◆ **GIVEN INSTRUCTION**: What lines of the data hold the string "Translation"? Pull each one out.

== SUPPLIED DATA ==

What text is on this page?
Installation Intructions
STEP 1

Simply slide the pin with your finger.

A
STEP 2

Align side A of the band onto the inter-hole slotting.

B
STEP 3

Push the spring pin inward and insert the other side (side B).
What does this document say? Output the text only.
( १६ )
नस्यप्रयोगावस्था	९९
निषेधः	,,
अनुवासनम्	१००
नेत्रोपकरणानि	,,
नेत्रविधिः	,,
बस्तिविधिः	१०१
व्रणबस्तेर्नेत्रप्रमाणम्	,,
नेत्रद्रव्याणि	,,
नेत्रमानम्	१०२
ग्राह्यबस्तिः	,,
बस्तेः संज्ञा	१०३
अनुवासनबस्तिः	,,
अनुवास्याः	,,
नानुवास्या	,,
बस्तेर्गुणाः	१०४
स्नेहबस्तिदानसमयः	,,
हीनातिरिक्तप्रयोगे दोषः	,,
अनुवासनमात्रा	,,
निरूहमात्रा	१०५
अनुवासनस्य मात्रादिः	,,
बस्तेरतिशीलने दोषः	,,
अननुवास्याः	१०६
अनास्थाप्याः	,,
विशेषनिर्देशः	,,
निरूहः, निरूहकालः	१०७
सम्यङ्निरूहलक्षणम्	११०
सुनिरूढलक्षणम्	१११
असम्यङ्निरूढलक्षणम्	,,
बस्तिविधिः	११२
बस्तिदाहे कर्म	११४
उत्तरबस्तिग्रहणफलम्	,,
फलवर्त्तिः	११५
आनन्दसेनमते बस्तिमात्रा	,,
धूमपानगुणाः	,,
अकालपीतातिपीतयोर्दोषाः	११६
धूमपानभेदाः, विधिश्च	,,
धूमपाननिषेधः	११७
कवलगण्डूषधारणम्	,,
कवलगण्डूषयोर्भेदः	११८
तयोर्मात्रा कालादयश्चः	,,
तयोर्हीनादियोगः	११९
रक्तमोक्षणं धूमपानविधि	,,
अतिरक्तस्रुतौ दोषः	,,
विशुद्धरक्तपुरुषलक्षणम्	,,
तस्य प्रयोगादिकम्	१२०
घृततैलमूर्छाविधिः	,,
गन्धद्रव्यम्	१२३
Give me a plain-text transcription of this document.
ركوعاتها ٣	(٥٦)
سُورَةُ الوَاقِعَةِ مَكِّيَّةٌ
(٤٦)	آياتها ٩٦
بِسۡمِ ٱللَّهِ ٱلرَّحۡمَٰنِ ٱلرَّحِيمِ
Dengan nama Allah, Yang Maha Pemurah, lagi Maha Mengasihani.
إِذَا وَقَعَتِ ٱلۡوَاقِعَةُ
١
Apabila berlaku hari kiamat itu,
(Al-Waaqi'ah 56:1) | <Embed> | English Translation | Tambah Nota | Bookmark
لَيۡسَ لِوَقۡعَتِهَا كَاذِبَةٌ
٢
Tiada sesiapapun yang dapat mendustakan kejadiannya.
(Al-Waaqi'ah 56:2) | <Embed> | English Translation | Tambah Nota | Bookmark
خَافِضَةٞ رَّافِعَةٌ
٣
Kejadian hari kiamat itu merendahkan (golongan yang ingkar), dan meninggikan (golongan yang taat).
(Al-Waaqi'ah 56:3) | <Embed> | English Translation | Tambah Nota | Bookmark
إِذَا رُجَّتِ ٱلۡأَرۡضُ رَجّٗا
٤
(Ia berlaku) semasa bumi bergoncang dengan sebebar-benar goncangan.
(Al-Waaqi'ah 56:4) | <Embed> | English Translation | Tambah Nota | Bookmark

===

◆ **FINAL RESULT**:
(Al-Waaqi'ah 56:1) | <Embed> | English Translation | Tambah Nota | Bookmark
(Al-Waaqi'ah 56:2) | <Embed> | English Translation | Tambah Nota | Bookmark
(Al-Waaqi'ah 56:3) | <Embed> | English Translation | Tambah Nota | Bookmark
(Al-Waaqi'ah 56:4) | <Embed> | English Translation | Tambah Nota | Bookmark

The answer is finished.